아래 항목의 줄을 하나도 빠뜨리지 말고 글자 하나 바꾸지 않은 채 그대로 다시 입력하세요.

==*==

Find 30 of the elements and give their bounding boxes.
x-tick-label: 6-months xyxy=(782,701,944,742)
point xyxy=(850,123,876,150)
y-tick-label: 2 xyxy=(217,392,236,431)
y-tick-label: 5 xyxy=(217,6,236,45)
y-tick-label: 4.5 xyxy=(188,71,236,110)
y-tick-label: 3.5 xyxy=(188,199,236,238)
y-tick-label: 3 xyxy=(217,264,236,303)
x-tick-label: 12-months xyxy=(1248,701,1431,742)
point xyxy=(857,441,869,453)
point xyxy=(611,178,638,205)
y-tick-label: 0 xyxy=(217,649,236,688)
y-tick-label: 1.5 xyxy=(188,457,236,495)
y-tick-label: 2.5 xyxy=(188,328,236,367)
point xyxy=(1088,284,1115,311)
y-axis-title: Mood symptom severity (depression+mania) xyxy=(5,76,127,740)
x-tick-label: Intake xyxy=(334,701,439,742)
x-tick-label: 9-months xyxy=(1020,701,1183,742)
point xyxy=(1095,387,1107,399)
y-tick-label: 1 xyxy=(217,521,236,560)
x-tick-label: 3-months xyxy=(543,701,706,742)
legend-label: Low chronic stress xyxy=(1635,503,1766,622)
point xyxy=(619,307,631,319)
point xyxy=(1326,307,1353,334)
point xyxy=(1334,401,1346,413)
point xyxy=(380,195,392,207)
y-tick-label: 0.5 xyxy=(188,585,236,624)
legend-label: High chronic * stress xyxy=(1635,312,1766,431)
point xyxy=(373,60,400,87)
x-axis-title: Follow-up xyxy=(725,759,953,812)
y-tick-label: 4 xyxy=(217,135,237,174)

==*==

◆ **연습 문제 정답**:
Find 30 of the elements and give their bounding boxes.
x-tick-label: 6-months xyxy=(782,701,944,742)
point xyxy=(850,123,876,150)
y-tick-label: 2 xyxy=(217,392,236,431)
y-tick-label: 5 xyxy=(217,6,236,45)
y-tick-label: 4.5 xyxy=(188,71,236,110)
y-tick-label: 3.5 xyxy=(188,199,236,238)
y-tick-label: 3 xyxy=(217,264,236,303)
x-tick-label: 12-months xyxy=(1248,701,1431,742)
point xyxy=(857,441,869,453)
point xyxy=(611,178,638,205)
y-tick-label: 0 xyxy=(217,649,236,688)
y-tick-label: 1.5 xyxy=(188,457,236,495)
y-tick-label: 2.5 xyxy=(188,328,236,367)
point xyxy=(1088,284,1115,311)
y-axis-title: Mood symptom severity (depression+mania) xyxy=(5,76,127,740)
x-tick-label: Intake xyxy=(334,701,439,742)
x-tick-label: 9-months xyxy=(1020,701,1183,742)
point xyxy=(1095,387,1107,399)
y-tick-label: 1 xyxy=(217,521,236,560)
x-tick-label: 3-months xyxy=(543,701,706,742)
legend-label: Low chronic stress xyxy=(1635,503,1766,622)
point xyxy=(619,307,631,319)
point xyxy=(1326,307,1353,334)
point xyxy=(1334,401,1346,413)
point xyxy=(380,195,392,207)
y-tick-label: 0.5 xyxy=(188,585,236,624)
legend-label: High chronic * stress xyxy=(1635,312,1766,431)
point xyxy=(373,60,400,87)
x-axis-title: Follow-up xyxy=(725,759,953,812)
y-tick-label: 4 xyxy=(217,135,237,174)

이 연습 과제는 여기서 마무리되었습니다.